STATED EXERCISE
Count how many lines hold the string "characters", and give only that number.

EXTRACTED DATA
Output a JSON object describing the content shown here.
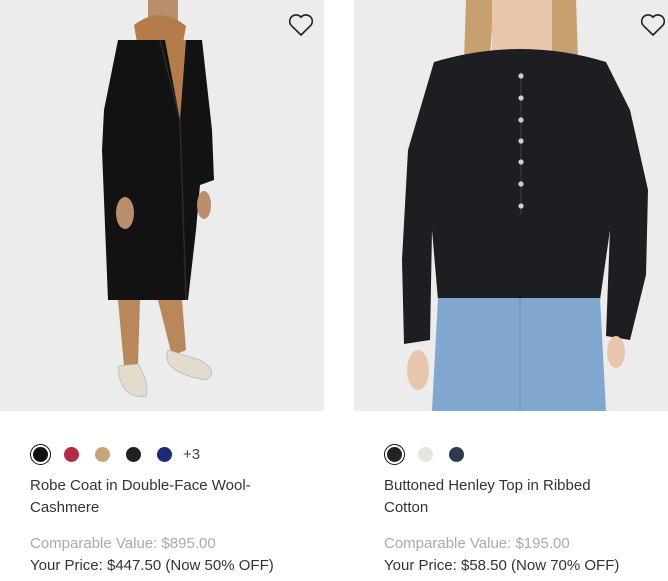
{
  "products": [
    {
      "name": "Robe Coat in Double-Face Wool-Cashmere",
      "swatches": [
        "#111111",
        "#b12c46",
        "#c9a47a",
        "#1e231e",
        "#1d2a7a"
      ],
      "more_colors": "+3",
      "comparable_value": "Comparable Value: $895.00",
      "your_price": "Your Price: $447.50 (Now 50% OFF)"
    },
    {
      "name": "Buttoned Henley Top in Ribbed Cotton",
      "swatches": [
        "#222326",
        "#e9e4dc",
        "#2f3a4e"
      ],
      "comparable_value": "Comparable Value: $195.00",
      "your_price": "Your Price: $58.50 (Now 70% OFF)"
    }
  ],
  "icons": {
    "wishlist": "heart-outline-icon"
  }
}
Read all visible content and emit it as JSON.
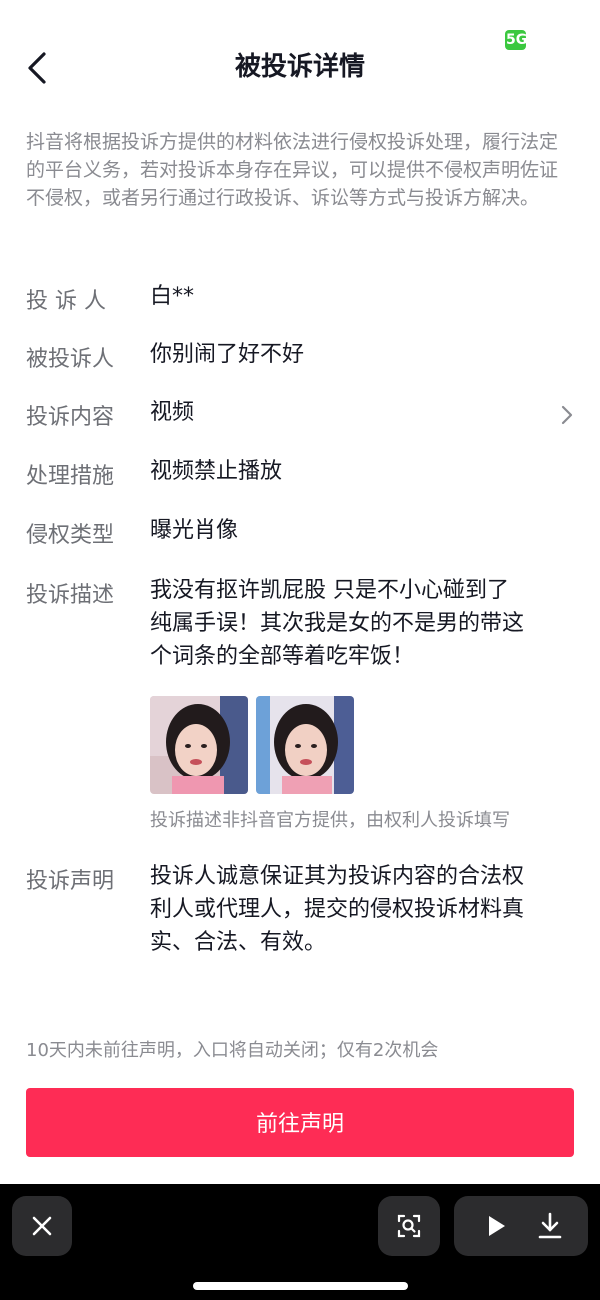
{
  "header": {
    "title": "被投诉详情",
    "signal_badge": "5G"
  },
  "intro": "抖音将根据投诉方提供的材料依法进行侵权投诉处理，履行法定的平台义务，若对投诉本身存在异议，可以提供不侵权声明佐证不侵权，或者另行通过行政投诉、诉讼等方式与投诉方解决。",
  "details": {
    "complainant": {
      "label": "投 诉 人",
      "value": "白**"
    },
    "respondent": {
      "label": "被投诉人",
      "value": "你别闹了好不好"
    },
    "content": {
      "label": "投诉内容",
      "value": "视频"
    },
    "measure": {
      "label": "处理措施",
      "value": "视频禁止播放"
    },
    "type": {
      "label": "侵权类型",
      "value": "曝光肖像"
    },
    "description": {
      "label": "投诉描述",
      "lines": [
        "我没有抠许凯屁股 只是不小心碰到了",
        "纯属手误！其次我是女的不是男的带这",
        "个词条的全部等着吃牢饭！"
      ],
      "note": "投诉描述非抖音官方提供，由权利人投诉填写"
    },
    "statement": {
      "label": "投诉声明",
      "lines": [
        "投诉人诚意保证其为投诉内容的合法权",
        "利人或代理人，提交的侵权投诉材料真",
        "实、合法、有效。"
      ]
    }
  },
  "footer": {
    "deadline": "10天内未前往声明，入口将自动关闭；仅有2次机会",
    "cta": "前往声明"
  },
  "bottom_bar": {
    "icons": [
      "close-icon",
      "scan-icon",
      "play-icon",
      "download-icon"
    ]
  },
  "colors": {
    "accent": "#fe2c55",
    "bar": "#000000",
    "button_bg": "#2c2c2e"
  }
}
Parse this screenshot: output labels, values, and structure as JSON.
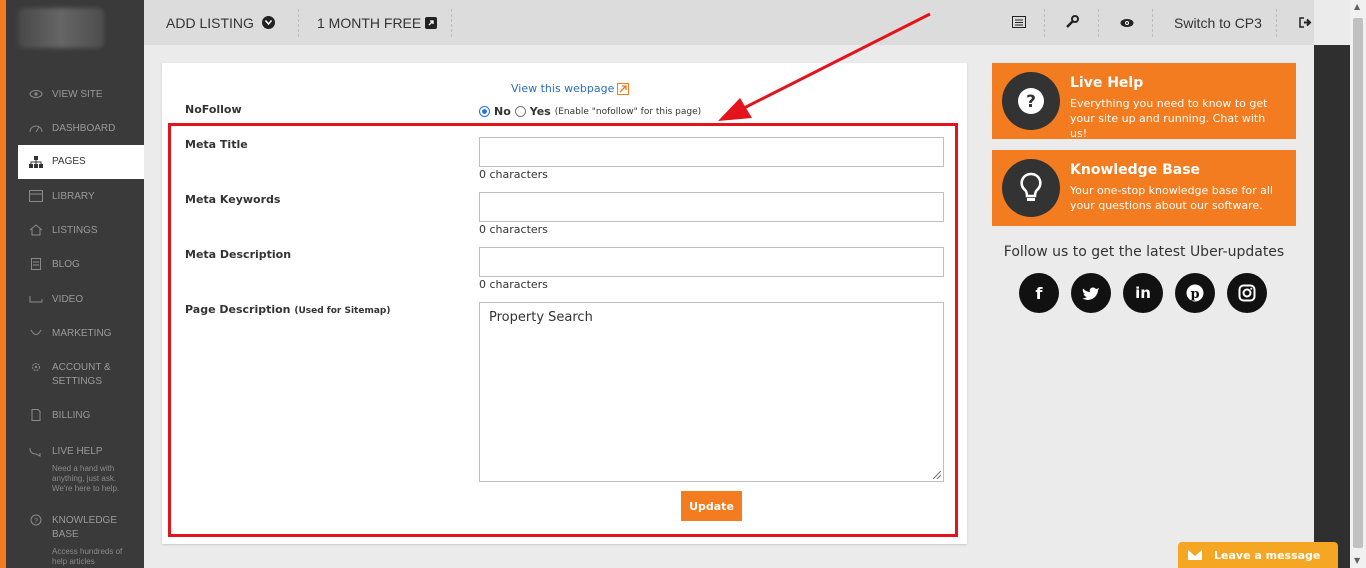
{
  "sidebar": {
    "items": [
      {
        "label": "VIEW SITE",
        "icon": "eye-icon"
      },
      {
        "label": "DASHBOARD",
        "icon": "gauge-icon"
      },
      {
        "label": "PAGES",
        "icon": "sitemap-icon"
      },
      {
        "label": "LIBRARY",
        "icon": "image-icon"
      },
      {
        "label": "LISTINGS",
        "icon": "home-icon"
      },
      {
        "label": "BLOG",
        "icon": "document-icon"
      },
      {
        "label": "VIDEO",
        "icon": "video-icon"
      },
      {
        "label": "MARKETING",
        "icon": "megaphone-icon"
      },
      {
        "label": "ACCOUNT & SETTINGS",
        "icon": "gear-icon"
      },
      {
        "label": "BILLING",
        "icon": "file-icon"
      },
      {
        "label": "LIVE HELP",
        "icon": "chat-icon",
        "sub": "Need a hand with anything, just ask. We're here to help."
      },
      {
        "label": "KNOWLEDGE BASE",
        "icon": "question-icon",
        "sub": "Access hundreds of help articles"
      }
    ],
    "active": "PAGES"
  },
  "topbar": {
    "add_listing": "ADD LISTING",
    "month_free": "1 MONTH FREE",
    "switch": "Switch to CP3",
    "icons": [
      "list-icon",
      "wrench-icon",
      "eye-icon",
      "sign-out-icon"
    ]
  },
  "form": {
    "view_link": "View this webpage",
    "nofollow_label": "NoFollow",
    "nofollow_no": "No",
    "nofollow_yes": "Yes",
    "nofollow_hint": "(Enable \"nofollow\" for this page)",
    "nofollow_selected": "No",
    "meta_title_label": "Meta Title",
    "meta_title_value": "",
    "meta_title_count": "0 characters",
    "meta_keywords_label": "Meta Keywords",
    "meta_keywords_value": "",
    "meta_keywords_count": "0 characters",
    "meta_description_label": "Meta Description",
    "meta_description_value": "",
    "meta_description_count": "0 characters",
    "page_description_label": "Page Description",
    "page_description_note": "(Used for Sitemap)",
    "page_description_value": "Property Search",
    "update_button": "Update"
  },
  "right_panel": {
    "live_help": {
      "title": "Live Help",
      "desc": "Everything you need to know to get your site up and running. Chat with us!"
    },
    "knowledge_base": {
      "title": "Knowledge Base",
      "desc": "Your one-stop knowledge base for all your questions about our software."
    },
    "follow_text": "Follow us to get the latest Uber-updates",
    "socials": [
      "facebook-icon",
      "twitter-icon",
      "linkedin-icon",
      "pinterest-icon",
      "instagram-icon"
    ]
  },
  "chat": {
    "label": "Leave a message"
  },
  "colors": {
    "accent": "#f37b20",
    "highlight": "#e3141b",
    "link": "#2a6ebb",
    "sidebar_bg": "#3a3a3a"
  }
}
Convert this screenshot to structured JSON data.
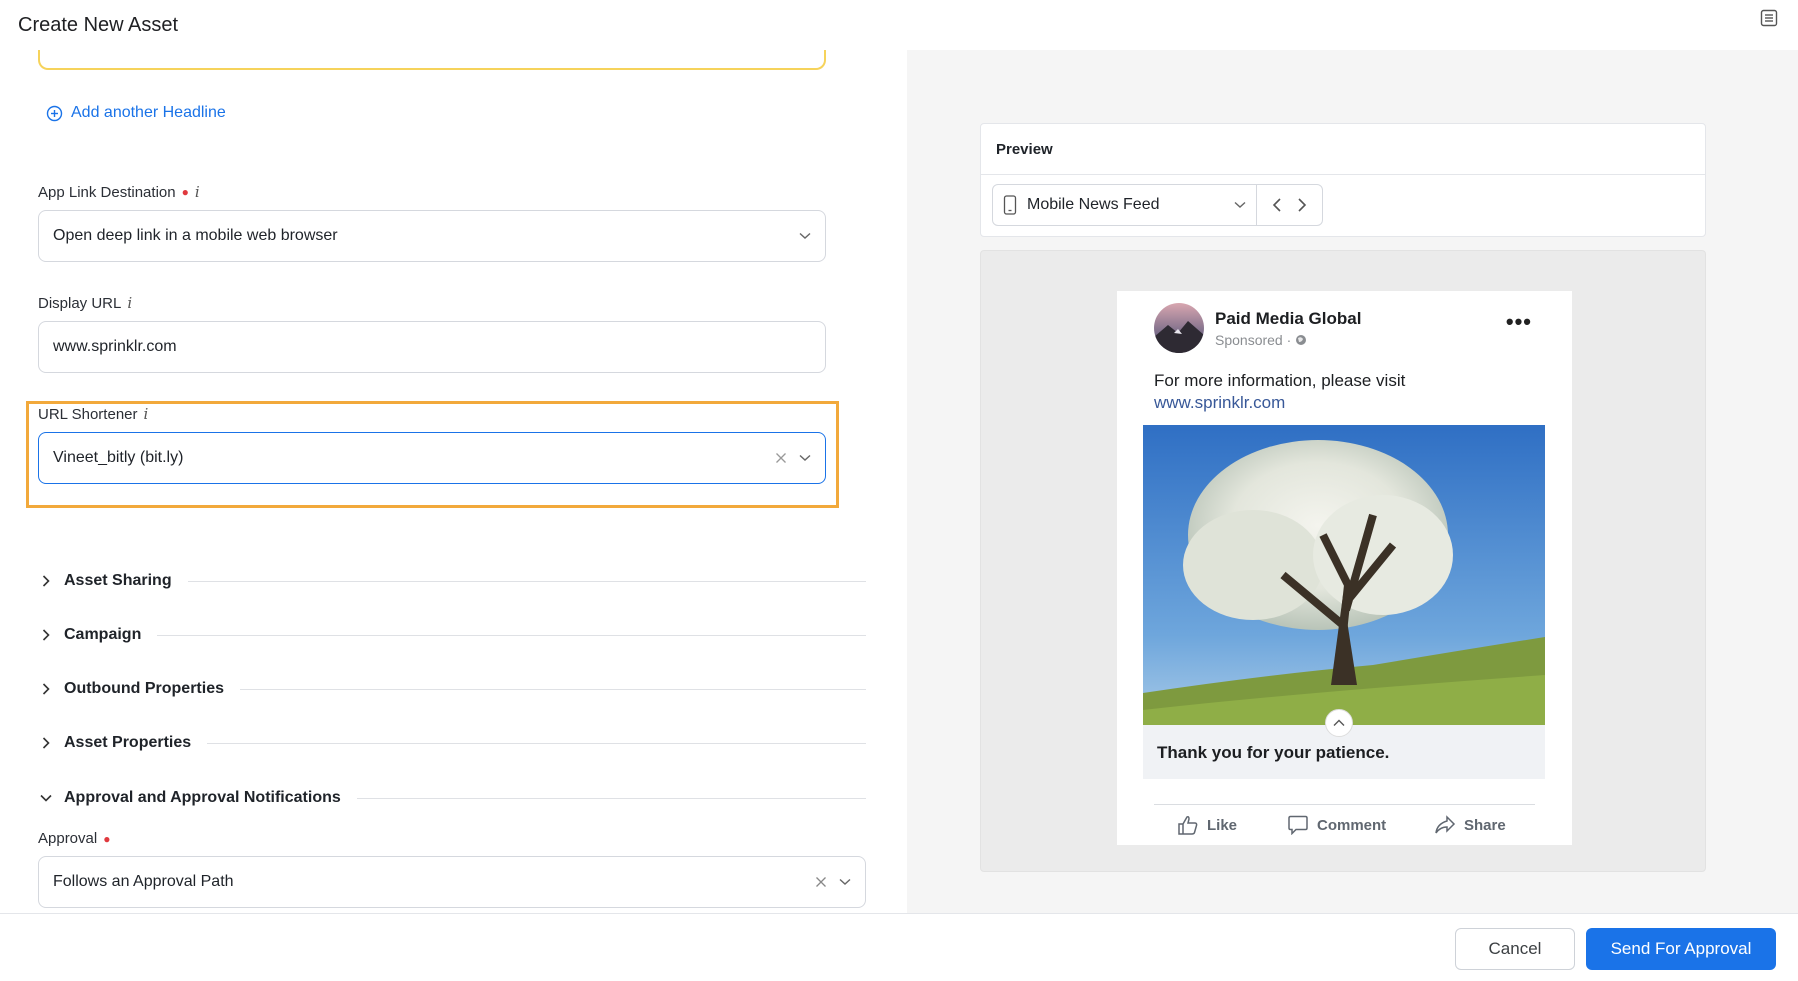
{
  "header": {
    "title": "Create New Asset",
    "menu_icon": "list-icon"
  },
  "form": {
    "add_headline_label": "Add another Headline",
    "app_link_destination": {
      "label": "App Link Destination",
      "required": true,
      "value": "Open deep link in a mobile web browser"
    },
    "display_url": {
      "label": "Display URL",
      "value": "www.sprinklr.com"
    },
    "url_shortener": {
      "label": "URL Shortener",
      "value": "Vineet_bitly (bit.ly)"
    },
    "sections": [
      {
        "label": "Asset Sharing",
        "expanded": false
      },
      {
        "label": "Campaign",
        "expanded": false
      },
      {
        "label": "Outbound Properties",
        "expanded": false
      },
      {
        "label": "Asset Properties",
        "expanded": false
      },
      {
        "label": "Approval and Approval Notifications",
        "expanded": true
      }
    ],
    "approval": {
      "label": "Approval",
      "required": true,
      "value": "Follows an Approval Path"
    }
  },
  "preview": {
    "title": "Preview",
    "placement": "Mobile News Feed",
    "post": {
      "page_name": "Paid Media Global",
      "sponsored": "Sponsored ·",
      "body_text": "For more information, please visit",
      "body_link": "www.sprinklr.com",
      "caption": "Thank you for your patience.",
      "actions": {
        "like": "Like",
        "comment": "Comment",
        "share": "Share"
      }
    }
  },
  "footer": {
    "cancel_label": "Cancel",
    "send_label": "Send For Approval"
  },
  "colors": {
    "accent": "#1a73e8",
    "highlight": "#f2a93b",
    "required": "#e0393e"
  }
}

SOLUTION TO THIS EXERCISE
3